━━ Listing
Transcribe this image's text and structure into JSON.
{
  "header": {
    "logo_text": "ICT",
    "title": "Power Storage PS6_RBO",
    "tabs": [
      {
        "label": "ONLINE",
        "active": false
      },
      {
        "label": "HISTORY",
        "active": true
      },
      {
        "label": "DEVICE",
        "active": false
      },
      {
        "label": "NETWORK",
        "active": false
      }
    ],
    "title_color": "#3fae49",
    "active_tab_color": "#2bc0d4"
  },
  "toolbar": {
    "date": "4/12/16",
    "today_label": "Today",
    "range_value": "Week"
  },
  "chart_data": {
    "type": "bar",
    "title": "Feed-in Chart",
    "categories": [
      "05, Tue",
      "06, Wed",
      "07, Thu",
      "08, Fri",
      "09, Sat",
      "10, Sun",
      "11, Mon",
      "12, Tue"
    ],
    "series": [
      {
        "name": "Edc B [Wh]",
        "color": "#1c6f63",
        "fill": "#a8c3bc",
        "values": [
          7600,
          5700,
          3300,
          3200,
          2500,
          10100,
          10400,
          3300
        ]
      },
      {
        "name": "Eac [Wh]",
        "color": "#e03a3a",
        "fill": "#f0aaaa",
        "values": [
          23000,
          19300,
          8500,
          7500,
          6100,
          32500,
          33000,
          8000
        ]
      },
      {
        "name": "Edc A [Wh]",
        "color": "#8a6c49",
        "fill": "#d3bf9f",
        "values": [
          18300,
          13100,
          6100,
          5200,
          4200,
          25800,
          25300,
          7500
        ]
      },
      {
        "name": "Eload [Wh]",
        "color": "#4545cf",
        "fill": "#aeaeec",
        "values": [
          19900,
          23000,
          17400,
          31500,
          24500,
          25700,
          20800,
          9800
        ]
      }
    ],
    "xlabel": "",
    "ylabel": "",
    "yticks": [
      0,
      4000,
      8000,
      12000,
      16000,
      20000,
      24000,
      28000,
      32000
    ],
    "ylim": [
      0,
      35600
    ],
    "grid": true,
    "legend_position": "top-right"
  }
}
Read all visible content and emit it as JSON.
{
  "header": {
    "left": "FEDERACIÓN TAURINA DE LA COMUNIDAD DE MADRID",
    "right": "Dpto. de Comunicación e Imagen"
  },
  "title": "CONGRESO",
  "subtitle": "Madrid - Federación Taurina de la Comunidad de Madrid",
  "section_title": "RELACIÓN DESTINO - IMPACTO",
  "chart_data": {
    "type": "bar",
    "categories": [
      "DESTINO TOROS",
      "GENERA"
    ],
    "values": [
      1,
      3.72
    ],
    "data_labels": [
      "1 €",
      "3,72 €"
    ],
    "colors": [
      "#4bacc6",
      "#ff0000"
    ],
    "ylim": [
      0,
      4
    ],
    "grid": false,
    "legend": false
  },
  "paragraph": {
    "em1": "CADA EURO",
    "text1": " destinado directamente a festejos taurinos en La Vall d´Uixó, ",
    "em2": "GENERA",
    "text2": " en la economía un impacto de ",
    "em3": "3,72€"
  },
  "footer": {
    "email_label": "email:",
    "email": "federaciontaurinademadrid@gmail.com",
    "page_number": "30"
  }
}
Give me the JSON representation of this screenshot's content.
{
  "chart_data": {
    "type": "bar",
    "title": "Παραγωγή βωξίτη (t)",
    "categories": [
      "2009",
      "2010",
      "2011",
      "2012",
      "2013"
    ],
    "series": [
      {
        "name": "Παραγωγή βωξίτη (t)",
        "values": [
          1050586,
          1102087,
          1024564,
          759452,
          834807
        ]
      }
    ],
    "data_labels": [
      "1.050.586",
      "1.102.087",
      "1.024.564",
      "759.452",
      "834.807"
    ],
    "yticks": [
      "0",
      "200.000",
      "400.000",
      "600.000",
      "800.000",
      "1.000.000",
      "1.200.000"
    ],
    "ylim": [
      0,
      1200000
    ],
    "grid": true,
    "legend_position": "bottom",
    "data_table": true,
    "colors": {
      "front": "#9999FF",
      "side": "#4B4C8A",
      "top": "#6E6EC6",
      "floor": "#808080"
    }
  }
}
━━━━
◆ **What the task asks**:
Every line of the material must be returned exactly as it appears.

◆ **Final answer**:
Transcribe this image's text and structure into JSON.
{
  "header": {
    "logo_text": "ICT",
    "title": "Power Storage PS6_RBO",
    "tabs": [
      {
        "label": "ONLINE",
        "active": false
      },
      {
        "label": "HISTORY",
        "active": true
      },
      {
        "label": "DEVICE",
        "active": false
      },
      {
        "label": "NETWORK",
        "active": false
      }
    ],
    "title_color": "#3fae49",
    "active_tab_color": "#2bc0d4"
  },
  "toolbar": {
    "date": "4/12/16",
    "today_label": "Today",
    "range_value": "Week"
  },
  "chart_data": {
    "type": "bar",
    "title": "Feed-in Chart",
    "categories": [
      "05, Tue",
      "06, Wed",
      "07, Thu",
      "08, Fri",
      "09, Sat",
      "10, Sun",
      "11, Mon",
      "12, Tue"
    ],
    "series": [
      {
        "name": "Edc B [Wh]",
        "color": "#1c6f63",
        "fill": "#a8c3bc",
        "values": [
          7600,
          5700,
          3300,
          3200,
          2500,
          10100,
          10400,
          3300
        ]
      },
      {
        "name": "Eac [Wh]",
        "color": "#e03a3a",
        "fill": "#f0aaaa",
        "values": [
          23000,
          19300,
          8500,
          7500,
          6100,
          32500,
          33000,
          8000
        ]
      },
      {
        "name": "Edc A [Wh]",
        "color": "#8a6c49",
        "fill": "#d3bf9f",
        "values": [
          18300,
          13100,
          6100,
          5200,
          4200,
          25800,
          25300,
          7500
        ]
      },
      {
        "name": "Eload [Wh]",
        "color": "#4545cf",
        "fill": "#aeaeec",
        "values": [
          19900,
          23000,
          17400,
          31500,
          24500,
          25700,
          20800,
          9800
        ]
      }
    ],
    "xlabel": "",
    "ylabel": "",
    "yticks": [
      0,
      4000,
      8000,
      12000,
      16000,
      20000,
      24000,
      28000,
      32000
    ],
    "ylim": [
      0,
      35600
    ],
    "grid": true,
    "legend_position": "top-right"
  }
}
Read all visible content and emit it as JSON.
{
  "header": {
    "left": "FEDERACIÓN TAURINA DE LA COMUNIDAD DE MADRID",
    "right": "Dpto. de Comunicación e Imagen"
  },
  "title": "CONGRESO",
  "subtitle": "Madrid - Federación Taurina de la Comunidad de Madrid",
  "section_title": "RELACIÓN DESTINO - IMPACTO",
  "chart_data": {
    "type": "bar",
    "categories": [
      "DESTINO TOROS",
      "GENERA"
    ],
    "values": [
      1,
      3.72
    ],
    "data_labels": [
      "1 €",
      "3,72 €"
    ],
    "colors": [
      "#4bacc6",
      "#ff0000"
    ],
    "ylim": [
      0,
      4
    ],
    "grid": false,
    "legend": false
  },
  "paragraph": {
    "em1": "CADA EURO",
    "text1": " destinado directamente a festejos taurinos en La Vall d´Uixó, ",
    "em2": "GENERA",
    "text2": " en la economía un impacto de ",
    "em3": "3,72€"
  },
  "footer": {
    "email_label": "email:",
    "email": "federaciontaurinademadrid@gmail.com",
    "page_number": "30"
  }
}
Give me the JSON representation of this screenshot's content.
{
  "chart_data": {
    "type": "bar",
    "title": "Παραγωγή βωξίτη (t)",
    "categories": [
      "2009",
      "2010",
      "2011",
      "2012",
      "2013"
    ],
    "series": [
      {
        "name": "Παραγωγή βωξίτη (t)",
        "values": [
          1050586,
          1102087,
          1024564,
          759452,
          834807
        ]
      }
    ],
    "data_labels": [
      "1.050.586",
      "1.102.087",
      "1.024.564",
      "759.452",
      "834.807"
    ],
    "yticks": [
      "0",
      "200.000",
      "400.000",
      "600.000",
      "800.000",
      "1.000.000",
      "1.200.000"
    ],
    "ylim": [
      0,
      1200000
    ],
    "grid": true,
    "legend_position": "bottom",
    "data_table": true,
    "colors": {
      "front": "#9999FF",
      "side": "#4B4C8A",
      "top": "#6E6EC6",
      "floor": "#808080"
    }
  }
}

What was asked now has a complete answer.